**Set exercise**
Rewrite the data from the start through the line containing "hatch-line — [530, 215, 615, 298]", replacing "plot-frame" with "plot-border" and leaving everything else unchanged.

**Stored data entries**

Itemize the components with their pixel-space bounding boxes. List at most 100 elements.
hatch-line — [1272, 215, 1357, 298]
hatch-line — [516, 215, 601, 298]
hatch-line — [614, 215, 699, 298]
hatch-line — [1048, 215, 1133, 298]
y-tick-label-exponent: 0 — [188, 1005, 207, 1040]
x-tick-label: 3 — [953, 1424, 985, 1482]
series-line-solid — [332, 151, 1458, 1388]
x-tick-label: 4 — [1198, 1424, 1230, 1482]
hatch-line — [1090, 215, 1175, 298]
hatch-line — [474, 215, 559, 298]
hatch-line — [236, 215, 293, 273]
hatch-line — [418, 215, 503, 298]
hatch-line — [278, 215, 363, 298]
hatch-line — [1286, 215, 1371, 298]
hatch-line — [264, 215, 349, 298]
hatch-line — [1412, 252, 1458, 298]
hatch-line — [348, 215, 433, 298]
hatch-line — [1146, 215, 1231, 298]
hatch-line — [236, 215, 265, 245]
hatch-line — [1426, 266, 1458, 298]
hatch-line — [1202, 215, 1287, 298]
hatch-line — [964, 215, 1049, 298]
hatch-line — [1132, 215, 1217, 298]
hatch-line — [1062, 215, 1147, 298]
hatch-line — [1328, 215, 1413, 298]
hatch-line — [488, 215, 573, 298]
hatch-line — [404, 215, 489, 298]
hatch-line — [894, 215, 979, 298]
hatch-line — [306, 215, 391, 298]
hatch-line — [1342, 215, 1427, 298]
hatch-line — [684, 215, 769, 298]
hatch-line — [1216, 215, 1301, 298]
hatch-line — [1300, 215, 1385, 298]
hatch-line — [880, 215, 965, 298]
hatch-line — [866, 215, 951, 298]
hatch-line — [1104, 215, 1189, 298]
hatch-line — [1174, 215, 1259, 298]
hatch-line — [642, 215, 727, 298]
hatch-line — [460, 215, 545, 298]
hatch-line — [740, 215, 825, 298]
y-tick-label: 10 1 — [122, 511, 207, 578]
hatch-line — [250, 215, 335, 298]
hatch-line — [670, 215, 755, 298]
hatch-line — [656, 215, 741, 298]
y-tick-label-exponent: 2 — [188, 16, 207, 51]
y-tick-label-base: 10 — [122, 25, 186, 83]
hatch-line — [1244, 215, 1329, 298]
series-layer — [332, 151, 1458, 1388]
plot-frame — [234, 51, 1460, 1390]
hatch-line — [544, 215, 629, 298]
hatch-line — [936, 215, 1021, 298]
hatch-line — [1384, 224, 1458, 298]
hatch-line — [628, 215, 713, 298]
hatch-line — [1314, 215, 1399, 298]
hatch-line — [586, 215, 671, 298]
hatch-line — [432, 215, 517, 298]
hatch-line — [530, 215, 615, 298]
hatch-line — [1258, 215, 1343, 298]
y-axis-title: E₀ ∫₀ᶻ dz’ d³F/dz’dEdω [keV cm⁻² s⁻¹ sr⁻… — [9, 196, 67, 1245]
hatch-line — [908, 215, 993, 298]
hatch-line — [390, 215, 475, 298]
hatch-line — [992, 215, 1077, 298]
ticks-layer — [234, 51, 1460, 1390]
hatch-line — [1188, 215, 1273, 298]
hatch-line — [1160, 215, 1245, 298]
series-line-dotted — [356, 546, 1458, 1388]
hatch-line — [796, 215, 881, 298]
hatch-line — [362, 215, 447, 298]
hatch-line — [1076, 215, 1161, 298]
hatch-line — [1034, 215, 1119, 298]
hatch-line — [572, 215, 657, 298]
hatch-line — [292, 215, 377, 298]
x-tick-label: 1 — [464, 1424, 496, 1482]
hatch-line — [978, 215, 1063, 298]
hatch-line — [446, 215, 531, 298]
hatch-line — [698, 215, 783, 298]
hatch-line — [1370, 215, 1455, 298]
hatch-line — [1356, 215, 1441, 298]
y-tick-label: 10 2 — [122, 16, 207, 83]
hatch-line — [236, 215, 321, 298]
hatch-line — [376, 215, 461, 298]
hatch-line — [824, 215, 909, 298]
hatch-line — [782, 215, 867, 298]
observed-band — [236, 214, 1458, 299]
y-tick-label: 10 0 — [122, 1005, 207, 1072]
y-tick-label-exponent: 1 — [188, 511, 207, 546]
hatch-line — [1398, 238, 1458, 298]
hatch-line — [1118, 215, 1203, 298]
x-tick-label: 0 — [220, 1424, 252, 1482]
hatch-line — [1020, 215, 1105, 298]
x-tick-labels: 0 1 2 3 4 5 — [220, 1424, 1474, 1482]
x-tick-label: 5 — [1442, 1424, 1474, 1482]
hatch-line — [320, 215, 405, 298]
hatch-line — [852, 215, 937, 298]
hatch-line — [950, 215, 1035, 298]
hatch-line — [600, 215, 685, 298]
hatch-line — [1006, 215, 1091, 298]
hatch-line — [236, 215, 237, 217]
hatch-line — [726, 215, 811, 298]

**Correct answer**
Itemize the components with their pixel-space bounding boxes. List at most 100 elements.
hatch-line — [1272, 215, 1357, 298]
hatch-line — [516, 215, 601, 298]
hatch-line — [614, 215, 699, 298]
hatch-line — [1048, 215, 1133, 298]
y-tick-label-exponent: 0 — [188, 1005, 207, 1040]
x-tick-label: 3 — [953, 1424, 985, 1482]
series-line-solid — [332, 151, 1458, 1388]
x-tick-label: 4 — [1198, 1424, 1230, 1482]
hatch-line — [1090, 215, 1175, 298]
hatch-line — [474, 215, 559, 298]
hatch-line — [236, 215, 293, 273]
hatch-line — [418, 215, 503, 298]
hatch-line — [278, 215, 363, 298]
hatch-line — [1286, 215, 1371, 298]
hatch-line — [264, 215, 349, 298]
hatch-line — [1412, 252, 1458, 298]
hatch-line — [348, 215, 433, 298]
hatch-line — [1146, 215, 1231, 298]
hatch-line — [236, 215, 265, 245]
hatch-line — [1426, 266, 1458, 298]
hatch-line — [1202, 215, 1287, 298]
hatch-line — [964, 215, 1049, 298]
hatch-line — [1132, 215, 1217, 298]
hatch-line — [1062, 215, 1147, 298]
hatch-line — [1328, 215, 1413, 298]
hatch-line — [488, 215, 573, 298]
hatch-line — [404, 215, 489, 298]
hatch-line — [894, 215, 979, 298]
hatch-line — [306, 215, 391, 298]
hatch-line — [1342, 215, 1427, 298]
hatch-line — [684, 215, 769, 298]
hatch-line — [1216, 215, 1301, 298]
hatch-line — [1300, 215, 1385, 298]
hatch-line — [880, 215, 965, 298]
hatch-line — [866, 215, 951, 298]
hatch-line — [1104, 215, 1189, 298]
hatch-line — [1174, 215, 1259, 298]
hatch-line — [642, 215, 727, 298]
hatch-line — [460, 215, 545, 298]
hatch-line — [740, 215, 825, 298]
y-tick-label: 10 1 — [122, 511, 207, 578]
hatch-line — [250, 215, 335, 298]
hatch-line — [670, 215, 755, 298]
hatch-line — [656, 215, 741, 298]
y-tick-label-exponent: 2 — [188, 16, 207, 51]
y-tick-label-base: 10 — [122, 25, 186, 83]
hatch-line — [1244, 215, 1329, 298]
series-layer — [332, 151, 1458, 1388]
plot-border — [234, 51, 1460, 1390]
hatch-line — [544, 215, 629, 298]
hatch-line — [936, 215, 1021, 298]
hatch-line — [1384, 224, 1458, 298]
hatch-line — [628, 215, 713, 298]
hatch-line — [1314, 215, 1399, 298]
hatch-line — [586, 215, 671, 298]
hatch-line — [432, 215, 517, 298]
hatch-line — [530, 215, 615, 298]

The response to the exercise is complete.